Gather from the material every line that contains the string "name".
━━━━━━━━
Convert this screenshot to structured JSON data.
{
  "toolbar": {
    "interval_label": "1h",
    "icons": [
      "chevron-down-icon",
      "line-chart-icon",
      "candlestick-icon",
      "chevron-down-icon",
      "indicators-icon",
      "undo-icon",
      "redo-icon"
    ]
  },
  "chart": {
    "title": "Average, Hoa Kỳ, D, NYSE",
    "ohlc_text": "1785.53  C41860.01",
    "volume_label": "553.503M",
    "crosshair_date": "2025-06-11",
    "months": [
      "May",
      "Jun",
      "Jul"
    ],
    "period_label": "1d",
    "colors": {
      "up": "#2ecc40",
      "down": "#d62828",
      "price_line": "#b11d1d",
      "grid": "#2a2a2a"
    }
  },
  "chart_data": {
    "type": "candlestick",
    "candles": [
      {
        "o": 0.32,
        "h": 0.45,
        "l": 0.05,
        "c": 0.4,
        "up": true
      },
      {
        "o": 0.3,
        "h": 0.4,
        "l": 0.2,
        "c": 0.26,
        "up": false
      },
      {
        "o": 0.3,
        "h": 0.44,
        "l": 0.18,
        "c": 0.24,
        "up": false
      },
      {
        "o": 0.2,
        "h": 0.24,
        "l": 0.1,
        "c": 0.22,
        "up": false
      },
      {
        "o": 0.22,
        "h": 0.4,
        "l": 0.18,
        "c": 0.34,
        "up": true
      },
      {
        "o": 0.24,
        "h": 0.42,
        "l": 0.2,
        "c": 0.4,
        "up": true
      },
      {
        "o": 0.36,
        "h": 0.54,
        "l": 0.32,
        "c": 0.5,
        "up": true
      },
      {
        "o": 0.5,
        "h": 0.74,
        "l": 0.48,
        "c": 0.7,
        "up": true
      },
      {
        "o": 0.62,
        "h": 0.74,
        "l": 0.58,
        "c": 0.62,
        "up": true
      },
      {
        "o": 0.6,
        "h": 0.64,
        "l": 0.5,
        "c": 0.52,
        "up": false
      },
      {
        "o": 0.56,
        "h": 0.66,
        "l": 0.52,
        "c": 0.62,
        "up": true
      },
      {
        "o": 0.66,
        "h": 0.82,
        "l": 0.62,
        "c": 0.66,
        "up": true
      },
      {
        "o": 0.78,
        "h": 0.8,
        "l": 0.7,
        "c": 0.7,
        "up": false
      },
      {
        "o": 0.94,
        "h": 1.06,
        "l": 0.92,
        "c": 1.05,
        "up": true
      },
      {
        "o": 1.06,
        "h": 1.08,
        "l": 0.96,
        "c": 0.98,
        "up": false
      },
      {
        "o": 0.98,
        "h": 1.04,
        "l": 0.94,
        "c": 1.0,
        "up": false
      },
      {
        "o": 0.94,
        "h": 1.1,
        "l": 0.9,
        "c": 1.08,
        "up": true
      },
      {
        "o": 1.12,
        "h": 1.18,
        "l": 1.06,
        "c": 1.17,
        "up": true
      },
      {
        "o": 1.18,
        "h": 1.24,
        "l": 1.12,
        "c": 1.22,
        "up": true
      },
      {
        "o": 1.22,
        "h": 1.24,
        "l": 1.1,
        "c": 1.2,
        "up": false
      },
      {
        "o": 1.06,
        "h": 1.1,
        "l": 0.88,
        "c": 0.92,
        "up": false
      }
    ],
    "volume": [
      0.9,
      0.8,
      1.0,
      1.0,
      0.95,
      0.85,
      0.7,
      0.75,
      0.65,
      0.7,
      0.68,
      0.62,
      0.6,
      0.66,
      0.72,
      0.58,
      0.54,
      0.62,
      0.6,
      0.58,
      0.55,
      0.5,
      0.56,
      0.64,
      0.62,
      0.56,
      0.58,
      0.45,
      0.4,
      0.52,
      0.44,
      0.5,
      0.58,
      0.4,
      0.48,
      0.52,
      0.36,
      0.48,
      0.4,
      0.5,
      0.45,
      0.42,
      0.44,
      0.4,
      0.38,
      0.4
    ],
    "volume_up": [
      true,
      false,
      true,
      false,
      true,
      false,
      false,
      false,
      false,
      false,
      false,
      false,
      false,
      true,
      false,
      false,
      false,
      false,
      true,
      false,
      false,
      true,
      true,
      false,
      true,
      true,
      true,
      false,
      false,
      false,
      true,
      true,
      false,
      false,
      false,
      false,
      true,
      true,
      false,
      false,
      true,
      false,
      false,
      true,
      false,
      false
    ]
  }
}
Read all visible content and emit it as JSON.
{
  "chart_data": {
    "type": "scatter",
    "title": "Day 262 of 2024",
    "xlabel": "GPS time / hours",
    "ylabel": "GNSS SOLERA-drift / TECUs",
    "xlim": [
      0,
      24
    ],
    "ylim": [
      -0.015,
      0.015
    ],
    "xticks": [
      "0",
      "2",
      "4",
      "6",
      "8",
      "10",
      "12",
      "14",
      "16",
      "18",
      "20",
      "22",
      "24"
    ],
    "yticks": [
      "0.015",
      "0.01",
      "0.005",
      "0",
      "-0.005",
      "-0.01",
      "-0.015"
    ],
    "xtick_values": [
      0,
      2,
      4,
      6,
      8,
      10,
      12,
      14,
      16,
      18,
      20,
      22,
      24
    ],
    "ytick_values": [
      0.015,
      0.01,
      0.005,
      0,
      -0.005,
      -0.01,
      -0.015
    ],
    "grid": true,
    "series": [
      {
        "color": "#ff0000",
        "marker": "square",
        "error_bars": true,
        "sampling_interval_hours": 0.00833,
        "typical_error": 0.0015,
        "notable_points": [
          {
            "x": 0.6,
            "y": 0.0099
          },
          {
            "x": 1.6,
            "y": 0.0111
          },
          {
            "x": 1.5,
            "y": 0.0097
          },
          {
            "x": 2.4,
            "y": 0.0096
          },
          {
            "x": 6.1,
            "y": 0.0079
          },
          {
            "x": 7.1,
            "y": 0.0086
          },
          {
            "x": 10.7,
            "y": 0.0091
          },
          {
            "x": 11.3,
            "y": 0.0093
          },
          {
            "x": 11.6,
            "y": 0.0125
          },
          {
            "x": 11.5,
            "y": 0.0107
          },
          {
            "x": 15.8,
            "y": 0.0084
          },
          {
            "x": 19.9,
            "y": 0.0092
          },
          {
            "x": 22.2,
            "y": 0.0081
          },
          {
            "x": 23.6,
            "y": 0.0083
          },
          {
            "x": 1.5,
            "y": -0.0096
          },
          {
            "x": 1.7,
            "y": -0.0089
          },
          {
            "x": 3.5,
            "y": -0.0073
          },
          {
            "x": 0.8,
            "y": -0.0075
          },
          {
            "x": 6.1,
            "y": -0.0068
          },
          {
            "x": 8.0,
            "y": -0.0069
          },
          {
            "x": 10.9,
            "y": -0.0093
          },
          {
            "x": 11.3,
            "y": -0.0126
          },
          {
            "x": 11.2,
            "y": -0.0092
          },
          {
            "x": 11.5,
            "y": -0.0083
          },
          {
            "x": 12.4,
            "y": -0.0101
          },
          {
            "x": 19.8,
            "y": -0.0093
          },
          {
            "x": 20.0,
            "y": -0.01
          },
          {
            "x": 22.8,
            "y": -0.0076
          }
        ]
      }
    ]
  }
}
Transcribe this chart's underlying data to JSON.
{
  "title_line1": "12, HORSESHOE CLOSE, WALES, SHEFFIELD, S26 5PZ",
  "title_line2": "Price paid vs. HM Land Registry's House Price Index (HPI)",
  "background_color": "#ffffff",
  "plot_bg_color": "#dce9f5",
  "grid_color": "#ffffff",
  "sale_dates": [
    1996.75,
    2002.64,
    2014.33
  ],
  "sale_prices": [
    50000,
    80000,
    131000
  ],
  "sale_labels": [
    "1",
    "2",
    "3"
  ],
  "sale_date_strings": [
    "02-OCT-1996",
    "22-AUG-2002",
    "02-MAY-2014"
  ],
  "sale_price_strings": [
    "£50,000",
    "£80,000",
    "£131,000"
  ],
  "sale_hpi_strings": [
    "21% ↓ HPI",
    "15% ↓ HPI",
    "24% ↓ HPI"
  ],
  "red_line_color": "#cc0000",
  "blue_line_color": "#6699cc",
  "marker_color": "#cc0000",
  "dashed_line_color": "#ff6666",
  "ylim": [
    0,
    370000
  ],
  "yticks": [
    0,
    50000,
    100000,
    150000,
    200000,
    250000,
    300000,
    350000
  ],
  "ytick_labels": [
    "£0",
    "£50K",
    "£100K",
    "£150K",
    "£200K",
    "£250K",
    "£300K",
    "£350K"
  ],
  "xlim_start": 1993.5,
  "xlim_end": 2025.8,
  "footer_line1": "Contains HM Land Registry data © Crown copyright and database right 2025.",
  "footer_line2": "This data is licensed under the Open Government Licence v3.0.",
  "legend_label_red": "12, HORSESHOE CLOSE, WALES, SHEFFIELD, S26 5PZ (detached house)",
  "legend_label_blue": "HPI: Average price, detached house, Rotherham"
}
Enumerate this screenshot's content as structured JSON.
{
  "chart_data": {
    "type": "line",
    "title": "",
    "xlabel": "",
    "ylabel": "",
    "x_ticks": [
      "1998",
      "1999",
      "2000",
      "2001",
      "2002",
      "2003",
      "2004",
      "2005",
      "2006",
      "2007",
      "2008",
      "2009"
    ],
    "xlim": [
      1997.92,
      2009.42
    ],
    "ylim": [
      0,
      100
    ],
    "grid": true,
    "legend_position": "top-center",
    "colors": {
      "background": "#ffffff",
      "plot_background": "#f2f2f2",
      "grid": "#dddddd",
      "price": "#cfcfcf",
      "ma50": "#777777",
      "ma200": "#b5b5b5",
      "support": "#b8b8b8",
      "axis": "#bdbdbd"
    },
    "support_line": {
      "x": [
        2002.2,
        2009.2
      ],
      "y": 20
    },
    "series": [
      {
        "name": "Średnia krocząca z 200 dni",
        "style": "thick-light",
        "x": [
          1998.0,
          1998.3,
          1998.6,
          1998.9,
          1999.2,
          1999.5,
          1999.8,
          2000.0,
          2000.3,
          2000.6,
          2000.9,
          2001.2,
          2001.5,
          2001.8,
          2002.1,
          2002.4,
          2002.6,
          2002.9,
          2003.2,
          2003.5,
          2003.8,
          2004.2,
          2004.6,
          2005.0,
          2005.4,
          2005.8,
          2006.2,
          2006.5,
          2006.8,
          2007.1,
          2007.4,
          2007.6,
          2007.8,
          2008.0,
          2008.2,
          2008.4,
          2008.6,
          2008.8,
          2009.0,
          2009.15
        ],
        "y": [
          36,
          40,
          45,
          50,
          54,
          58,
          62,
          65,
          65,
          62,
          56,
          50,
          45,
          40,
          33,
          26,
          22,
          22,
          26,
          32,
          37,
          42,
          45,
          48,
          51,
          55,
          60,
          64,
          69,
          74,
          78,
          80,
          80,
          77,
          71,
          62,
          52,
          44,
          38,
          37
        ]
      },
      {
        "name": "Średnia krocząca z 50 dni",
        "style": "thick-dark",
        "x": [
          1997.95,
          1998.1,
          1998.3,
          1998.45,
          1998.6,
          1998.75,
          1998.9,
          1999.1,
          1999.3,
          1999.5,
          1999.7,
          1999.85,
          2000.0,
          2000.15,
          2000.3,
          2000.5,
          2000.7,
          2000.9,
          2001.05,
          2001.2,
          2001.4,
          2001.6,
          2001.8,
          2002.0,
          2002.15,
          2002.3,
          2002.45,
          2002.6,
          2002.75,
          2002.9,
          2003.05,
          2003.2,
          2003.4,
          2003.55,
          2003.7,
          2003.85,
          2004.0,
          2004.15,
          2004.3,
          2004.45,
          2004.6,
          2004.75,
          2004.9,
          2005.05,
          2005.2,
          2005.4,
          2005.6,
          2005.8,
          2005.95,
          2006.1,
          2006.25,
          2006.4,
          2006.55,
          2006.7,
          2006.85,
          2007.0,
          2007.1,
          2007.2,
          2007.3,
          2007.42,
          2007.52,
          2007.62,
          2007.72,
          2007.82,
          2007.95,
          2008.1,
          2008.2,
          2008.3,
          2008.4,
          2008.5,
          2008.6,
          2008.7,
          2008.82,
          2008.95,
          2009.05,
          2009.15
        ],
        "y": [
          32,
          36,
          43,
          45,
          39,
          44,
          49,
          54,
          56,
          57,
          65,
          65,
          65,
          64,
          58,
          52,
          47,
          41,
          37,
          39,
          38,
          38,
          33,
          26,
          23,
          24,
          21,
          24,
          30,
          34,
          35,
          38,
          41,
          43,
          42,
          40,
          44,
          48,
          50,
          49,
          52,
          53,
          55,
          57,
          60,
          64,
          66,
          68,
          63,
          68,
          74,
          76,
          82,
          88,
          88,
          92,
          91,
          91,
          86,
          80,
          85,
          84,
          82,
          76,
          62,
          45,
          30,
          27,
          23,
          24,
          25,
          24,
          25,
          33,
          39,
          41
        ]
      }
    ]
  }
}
━━━━━━━━
• THE RESPONSE:
        "name": "Średnia krocząca z 200 dni",
        "name": "Średnia krocząca z 50 dni",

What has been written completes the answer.